• [Work required] Set down the records once more, please, exactly and with the pictures left out.

• [Extracted data]
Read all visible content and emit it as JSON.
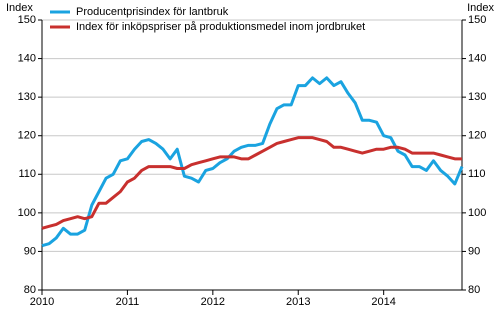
{
  "chart_data": {
    "type": "line",
    "y_label": "Index",
    "y2_label": "Index",
    "x": [
      2010,
      2010.083,
      2010.167,
      2010.25,
      2010.333,
      2010.417,
      2010.5,
      2010.583,
      2010.667,
      2010.75,
      2010.833,
      2010.917,
      2011,
      2011.083,
      2011.167,
      2011.25,
      2011.333,
      2011.417,
      2011.5,
      2011.583,
      2011.667,
      2011.75,
      2011.833,
      2011.917,
      2012,
      2012.083,
      2012.167,
      2012.25,
      2012.333,
      2012.417,
      2012.5,
      2012.583,
      2012.667,
      2012.75,
      2012.833,
      2012.917,
      2013,
      2013.083,
      2013.167,
      2013.25,
      2013.333,
      2013.417,
      2013.5,
      2013.583,
      2013.667,
      2013.75,
      2013.833,
      2013.917,
      2014,
      2014.083,
      2014.167,
      2014.25,
      2014.333,
      2014.417,
      2014.5,
      2014.583,
      2014.667,
      2014.75,
      2014.833,
      2014.917
    ],
    "series": [
      {
        "name": "Producentprisindex för lantbruk",
        "color": "#1aa3e0",
        "values": [
          91.5,
          92,
          93.5,
          96,
          94.5,
          94.5,
          95.5,
          102,
          105.5,
          109,
          110,
          113.5,
          114,
          116.5,
          118.5,
          119,
          118,
          116.5,
          114,
          116.5,
          109.5,
          109,
          108,
          111,
          111.5,
          113,
          114,
          116,
          117,
          117.5,
          117.5,
          118,
          123,
          127,
          128,
          128,
          133,
          133,
          135,
          133.5,
          135,
          133,
          134,
          131,
          128.5,
          124,
          124,
          123.5,
          120,
          119.5,
          116,
          115,
          112,
          112,
          111,
          113.5,
          111,
          109.5,
          107.5,
          112
        ]
      },
      {
        "name": "Index för inköpspriser på produktionsmedel inom jordbruket",
        "color": "#c8302e",
        "values": [
          96,
          96.5,
          97,
          98,
          98.5,
          99,
          98.5,
          99,
          102.5,
          102.5,
          104,
          105.5,
          108,
          109,
          111,
          112,
          112,
          112,
          112,
          111.5,
          111.5,
          112.5,
          113,
          113.5,
          114,
          114.5,
          114.5,
          114.5,
          114,
          114,
          115,
          116,
          117,
          118,
          118.5,
          119,
          119.5,
          119.5,
          119.5,
          119,
          118.5,
          117,
          117,
          116.5,
          116,
          115.5,
          116,
          116.5,
          116.5,
          117,
          117,
          116.5,
          115.5,
          115.5,
          115.5,
          115.5,
          115,
          114.5,
          114,
          114
        ]
      }
    ],
    "xlim": [
      2010,
      2014.917
    ],
    "xticks": [
      2010,
      2011,
      2012,
      2013,
      2014
    ],
    "ylim": [
      80,
      150
    ],
    "yticks": [
      80,
      90,
      100,
      110,
      120,
      130,
      140,
      150
    ],
    "y2lim": [
      80,
      150
    ],
    "y2ticks": [
      80,
      90,
      100,
      110,
      120,
      130,
      140,
      150
    ],
    "grid": true,
    "legend": "upper left"
  }
}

• [Solution to this exercise]
Read all visible content and emit it as JSON.
{
  "chart_data": {
    "type": "line",
    "y_label": "Index",
    "y2_label": "Index",
    "x": [
      2010,
      2010.083,
      2010.167,
      2010.25,
      2010.333,
      2010.417,
      2010.5,
      2010.583,
      2010.667,
      2010.75,
      2010.833,
      2010.917,
      2011,
      2011.083,
      2011.167,
      2011.25,
      2011.333,
      2011.417,
      2011.5,
      2011.583,
      2011.667,
      2011.75,
      2011.833,
      2011.917,
      2012,
      2012.083,
      2012.167,
      2012.25,
      2012.333,
      2012.417,
      2012.5,
      2012.583,
      2012.667,
      2012.75,
      2012.833,
      2012.917,
      2013,
      2013.083,
      2013.167,
      2013.25,
      2013.333,
      2013.417,
      2013.5,
      2013.583,
      2013.667,
      2013.75,
      2013.833,
      2013.917,
      2014,
      2014.083,
      2014.167,
      2014.25,
      2014.333,
      2014.417,
      2014.5,
      2014.583,
      2014.667,
      2014.75,
      2014.833,
      2014.917
    ],
    "series": [
      {
        "name": "Producentprisindex för lantbruk",
        "color": "#1aa3e0",
        "values": [
          91.5,
          92,
          93.5,
          96,
          94.5,
          94.5,
          95.5,
          102,
          105.5,
          109,
          110,
          113.5,
          114,
          116.5,
          118.5,
          119,
          118,
          116.5,
          114,
          116.5,
          109.5,
          109,
          108,
          111,
          111.5,
          113,
          114,
          116,
          117,
          117.5,
          117.5,
          118,
          123,
          127,
          128,
          128,
          133,
          133,
          135,
          133.5,
          135,
          133,
          134,
          131,
          128.5,
          124,
          124,
          123.5,
          120,
          119.5,
          116,
          115,
          112,
          112,
          111,
          113.5,
          111,
          109.5,
          107.5,
          112
        ]
      },
      {
        "name": "Index för inköpspriser på produktionsmedel inom jordbruket",
        "color": "#c8302e",
        "values": [
          96,
          96.5,
          97,
          98,
          98.5,
          99,
          98.5,
          99,
          102.5,
          102.5,
          104,
          105.5,
          108,
          109,
          111,
          112,
          112,
          112,
          112,
          111.5,
          111.5,
          112.5,
          113,
          113.5,
          114,
          114.5,
          114.5,
          114.5,
          114,
          114,
          115,
          116,
          117,
          118,
          118.5,
          119,
          119.5,
          119.5,
          119.5,
          119,
          118.5,
          117,
          117,
          116.5,
          116,
          115.5,
          116,
          116.5,
          116.5,
          117,
          117,
          116.5,
          115.5,
          115.5,
          115.5,
          115.5,
          115,
          114.5,
          114,
          114
        ]
      }
    ],
    "xlim": [
      2010,
      2014.917
    ],
    "xticks": [
      2010,
      2011,
      2012,
      2013,
      2014
    ],
    "ylim": [
      80,
      150
    ],
    "yticks": [
      80,
      90,
      100,
      110,
      120,
      130,
      140,
      150
    ],
    "y2lim": [
      80,
      150
    ],
    "y2ticks": [
      80,
      90,
      100,
      110,
      120,
      130,
      140,
      150
    ],
    "grid": true,
    "legend": "upper left"
  }
}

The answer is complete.